* _SET EXERCISE_
Repeat every line of the listing below exactly, minus the pictures.

* _Dataset excerpts_
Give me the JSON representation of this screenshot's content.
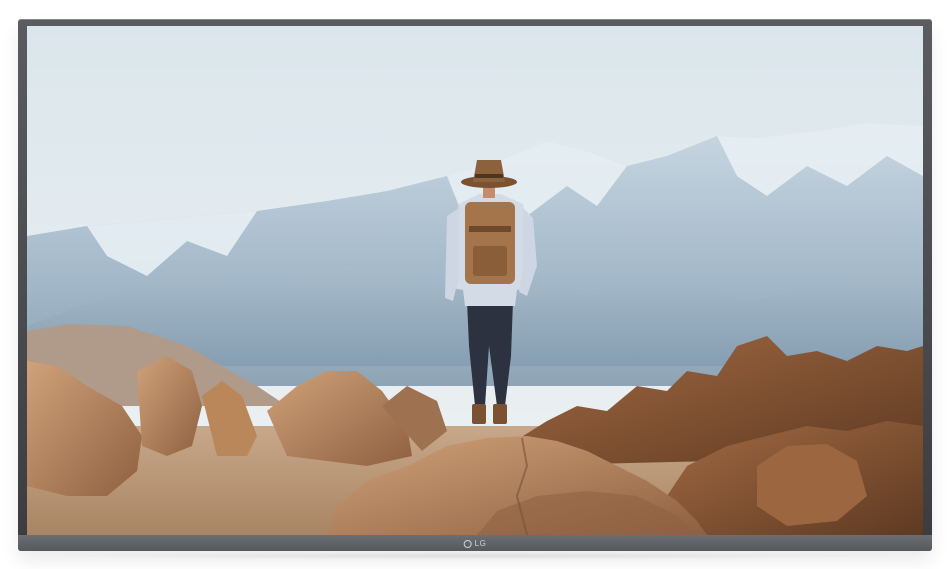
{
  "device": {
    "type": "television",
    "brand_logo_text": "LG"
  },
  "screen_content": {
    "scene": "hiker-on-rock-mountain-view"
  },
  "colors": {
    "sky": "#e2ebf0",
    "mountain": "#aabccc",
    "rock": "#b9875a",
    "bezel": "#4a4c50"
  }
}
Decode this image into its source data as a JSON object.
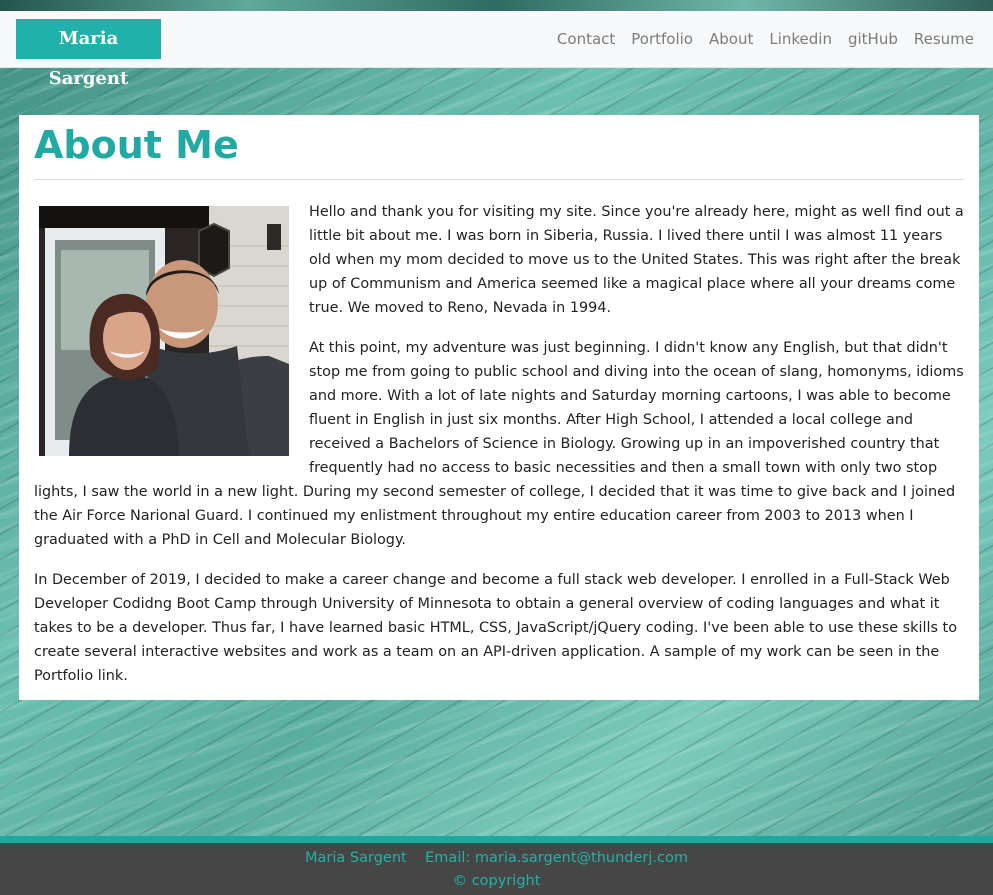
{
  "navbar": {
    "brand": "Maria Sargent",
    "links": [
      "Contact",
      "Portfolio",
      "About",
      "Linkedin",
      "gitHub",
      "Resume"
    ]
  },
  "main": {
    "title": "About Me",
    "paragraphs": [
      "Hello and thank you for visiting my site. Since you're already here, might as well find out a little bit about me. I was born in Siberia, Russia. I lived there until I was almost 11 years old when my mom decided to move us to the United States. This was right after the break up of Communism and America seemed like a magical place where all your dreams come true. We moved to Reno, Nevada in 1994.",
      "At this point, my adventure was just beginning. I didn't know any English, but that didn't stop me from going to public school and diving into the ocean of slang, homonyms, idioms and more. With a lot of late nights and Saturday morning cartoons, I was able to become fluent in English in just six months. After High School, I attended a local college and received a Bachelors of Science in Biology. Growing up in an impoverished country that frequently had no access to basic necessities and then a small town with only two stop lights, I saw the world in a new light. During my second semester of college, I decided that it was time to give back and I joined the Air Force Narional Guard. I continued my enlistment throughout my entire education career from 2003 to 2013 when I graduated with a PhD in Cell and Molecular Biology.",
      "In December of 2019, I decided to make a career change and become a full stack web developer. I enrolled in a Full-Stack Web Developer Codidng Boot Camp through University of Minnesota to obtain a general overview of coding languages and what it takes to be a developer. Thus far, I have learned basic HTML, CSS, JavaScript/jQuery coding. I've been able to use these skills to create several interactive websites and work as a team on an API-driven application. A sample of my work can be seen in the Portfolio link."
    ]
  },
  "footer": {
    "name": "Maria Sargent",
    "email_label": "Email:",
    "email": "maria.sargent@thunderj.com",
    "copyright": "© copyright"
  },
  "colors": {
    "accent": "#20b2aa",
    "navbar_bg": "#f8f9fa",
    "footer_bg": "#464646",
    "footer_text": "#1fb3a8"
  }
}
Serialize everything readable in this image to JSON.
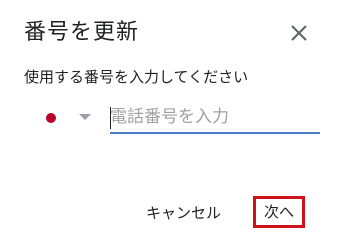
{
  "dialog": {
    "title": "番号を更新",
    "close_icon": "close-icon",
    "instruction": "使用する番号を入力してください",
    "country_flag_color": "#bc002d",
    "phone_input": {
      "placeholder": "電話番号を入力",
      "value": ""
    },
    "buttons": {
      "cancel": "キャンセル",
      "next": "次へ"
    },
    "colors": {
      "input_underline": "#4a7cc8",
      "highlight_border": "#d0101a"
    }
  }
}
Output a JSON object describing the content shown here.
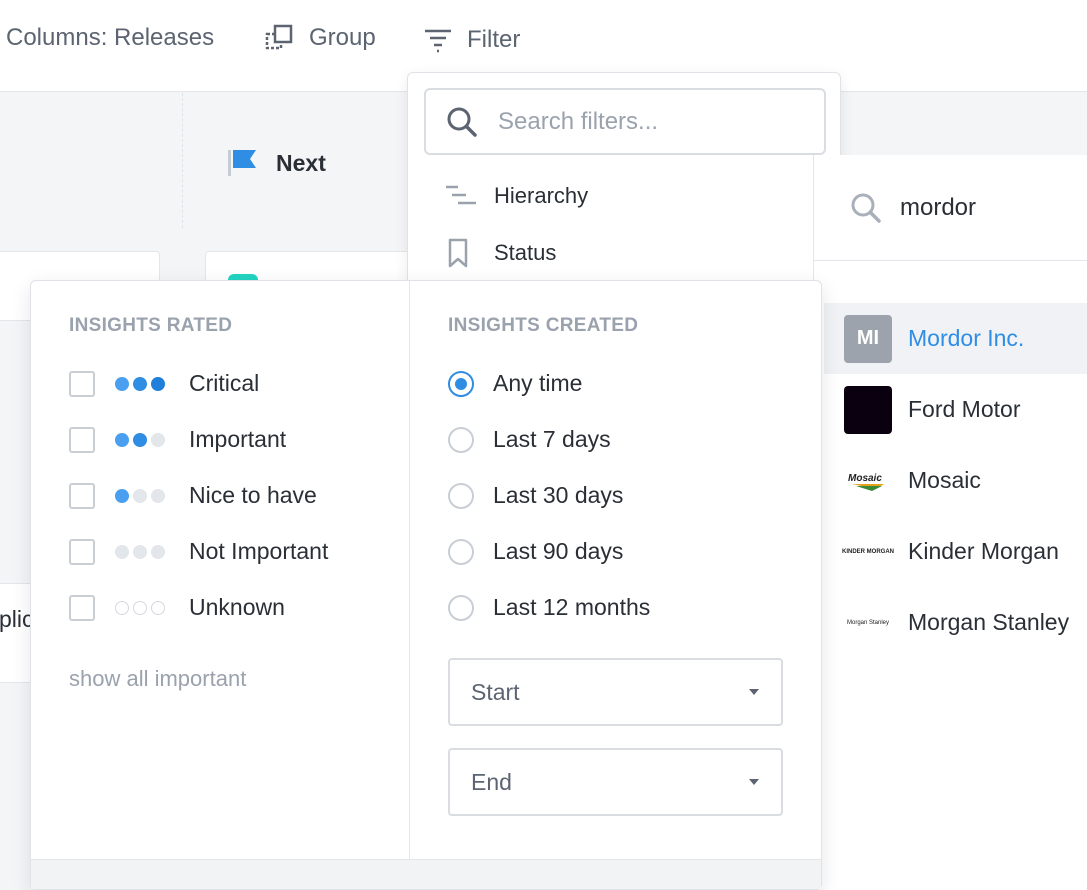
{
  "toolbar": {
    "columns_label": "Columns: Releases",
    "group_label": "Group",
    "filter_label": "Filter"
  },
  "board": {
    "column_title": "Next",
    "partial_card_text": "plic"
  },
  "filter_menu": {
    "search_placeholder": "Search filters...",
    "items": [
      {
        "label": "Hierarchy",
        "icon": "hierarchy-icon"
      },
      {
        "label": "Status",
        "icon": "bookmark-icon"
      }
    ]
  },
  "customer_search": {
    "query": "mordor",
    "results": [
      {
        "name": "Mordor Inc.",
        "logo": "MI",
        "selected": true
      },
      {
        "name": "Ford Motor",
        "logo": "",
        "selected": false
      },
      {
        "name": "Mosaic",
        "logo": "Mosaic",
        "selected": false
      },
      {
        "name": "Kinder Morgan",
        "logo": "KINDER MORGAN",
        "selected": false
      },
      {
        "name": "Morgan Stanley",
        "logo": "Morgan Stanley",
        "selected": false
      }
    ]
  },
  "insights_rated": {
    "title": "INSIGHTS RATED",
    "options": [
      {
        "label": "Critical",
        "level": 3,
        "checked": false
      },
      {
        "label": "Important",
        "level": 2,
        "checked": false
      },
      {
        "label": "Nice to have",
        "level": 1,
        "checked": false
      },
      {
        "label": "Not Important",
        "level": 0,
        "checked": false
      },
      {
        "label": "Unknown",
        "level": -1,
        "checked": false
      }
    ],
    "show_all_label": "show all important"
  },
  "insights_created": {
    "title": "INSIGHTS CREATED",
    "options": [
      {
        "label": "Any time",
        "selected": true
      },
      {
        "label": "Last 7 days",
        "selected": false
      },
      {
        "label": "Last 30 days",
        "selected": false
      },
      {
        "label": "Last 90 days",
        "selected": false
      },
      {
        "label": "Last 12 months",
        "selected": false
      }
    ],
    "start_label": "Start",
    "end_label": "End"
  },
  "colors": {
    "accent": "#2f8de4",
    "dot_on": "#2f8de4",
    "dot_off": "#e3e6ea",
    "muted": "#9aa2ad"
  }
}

* _FULL SOLUTION_
Give me the JSON representation of this screenshot's content.
{
  "device": {
    "type": "television",
    "brand_logo_text": "LG"
  },
  "screen_content": {
    "scene": "hiker-on-rock-mountain-view"
  },
  "colors": {
    "sky": "#e2ebf0",
    "mountain": "#aabccc",
    "rock": "#b9875a",
    "bezel": "#4a4c50"
  }
}
Decode this image into its source data as a JSON object.
{
  "navbar": {
    "brand": "Maria Sargent",
    "links": [
      "Contact",
      "Portfolio",
      "About",
      "Linkedin",
      "gitHub",
      "Resume"
    ]
  },
  "main": {
    "title": "About Me",
    "paragraphs": [
      "Hello and thank you for visiting my site. Since you're already here, might as well find out a little bit about me. I was born in Siberia, Russia. I lived there until I was almost 11 years old when my mom decided to move us to the United States. This was right after the break up of Communism and America seemed like a magical place where all your dreams come true. We moved to Reno, Nevada in 1994.",
      "At this point, my adventure was just beginning. I didn't know any English, but that didn't stop me from going to public school and diving into the ocean of slang, homonyms, idioms and more. With a lot of late nights and Saturday morning cartoons, I was able to become fluent in English in just six months. After High School, I attended a local college and received a Bachelors of Science in Biology. Growing up in an impoverished country that frequently had no access to basic necessities and then a small town with only two stop lights, I saw the world in a new light. During my second semester of college, I decided that it was time to give back and I joined the Air Force Narional Guard. I continued my enlistment throughout my entire education career from 2003 to 2013 when I graduated with a PhD in Cell and Molecular Biology.",
      "In December of 2019, I decided to make a career change and become a full stack web developer. I enrolled in a Full-Stack Web Developer Codidng Boot Camp through University of Minnesota to obtain a general overview of coding languages and what it takes to be a developer. Thus far, I have learned basic HTML, CSS, JavaScript/jQuery coding. I've been able to use these skills to create several interactive websites and work as a team on an API-driven application. A sample of my work can be seen in the Portfolio link."
    ]
  },
  "footer": {
    "name": "Maria Sargent",
    "email_label": "Email:",
    "email": "maria.sargent@thunderj.com",
    "copyright": "© copyright"
  },
  "colors": {
    "accent": "#20b2aa",
    "navbar_bg": "#f8f9fa",
    "footer_bg": "#464646",
    "footer_text": "#1fb3a8"
  }
}
Serialize everything readable in this image to JSON.
{
  "dialog": {
    "title": "番号を更新",
    "close_icon": "close-icon",
    "instruction": "使用する番号を入力してください",
    "country_flag_color": "#bc002d",
    "phone_input": {
      "placeholder": "電話番号を入力",
      "value": ""
    },
    "buttons": {
      "cancel": "キャンセル",
      "next": "次へ"
    },
    "colors": {
      "input_underline": "#4a7cc8",
      "highlight_border": "#d0101a"
    }
  }
}
Output a JSON object describing the content shown here.
{
  "toolbar": {
    "columns_label": "Columns: Releases",
    "group_label": "Group",
    "filter_label": "Filter"
  },
  "board": {
    "column_title": "Next",
    "partial_card_text": "plic"
  },
  "filter_menu": {
    "search_placeholder": "Search filters...",
    "items": [
      {
        "label": "Hierarchy",
        "icon": "hierarchy-icon"
      },
      {
        "label": "Status",
        "icon": "bookmark-icon"
      }
    ]
  },
  "customer_search": {
    "query": "mordor",
    "results": [
      {
        "name": "Mordor Inc.",
        "logo": "MI",
        "selected": true
      },
      {
        "name": "Ford Motor",
        "logo": "",
        "selected": false
      },
      {
        "name": "Mosaic",
        "logo": "Mosaic",
        "selected": false
      },
      {
        "name": "Kinder Morgan",
        "logo": "KINDER MORGAN",
        "selected": false
      },
      {
        "name": "Morgan Stanley",
        "logo": "Morgan Stanley",
        "selected": false
      }
    ]
  },
  "insights_rated": {
    "title": "INSIGHTS RATED",
    "options": [
      {
        "label": "Critical",
        "level": 3,
        "checked": false
      },
      {
        "label": "Important",
        "level": 2,
        "checked": false
      },
      {
        "label": "Nice to have",
        "level": 1,
        "checked": false
      },
      {
        "label": "Not Important",
        "level": 0,
        "checked": false
      },
      {
        "label": "Unknown",
        "level": -1,
        "checked": false
      }
    ],
    "show_all_label": "show all important"
  },
  "insights_created": {
    "title": "INSIGHTS CREATED",
    "options": [
      {
        "label": "Any time",
        "selected": true
      },
      {
        "label": "Last 7 days",
        "selected": false
      },
      {
        "label": "Last 30 days",
        "selected": false
      },
      {
        "label": "Last 90 days",
        "selected": false
      },
      {
        "label": "Last 12 months",
        "selected": false
      }
    ],
    "start_label": "Start",
    "end_label": "End"
  },
  "colors": {
    "accent": "#2f8de4",
    "dot_on": "#2f8de4",
    "dot_off": "#e3e6ea",
    "muted": "#9aa2ad"
  }
}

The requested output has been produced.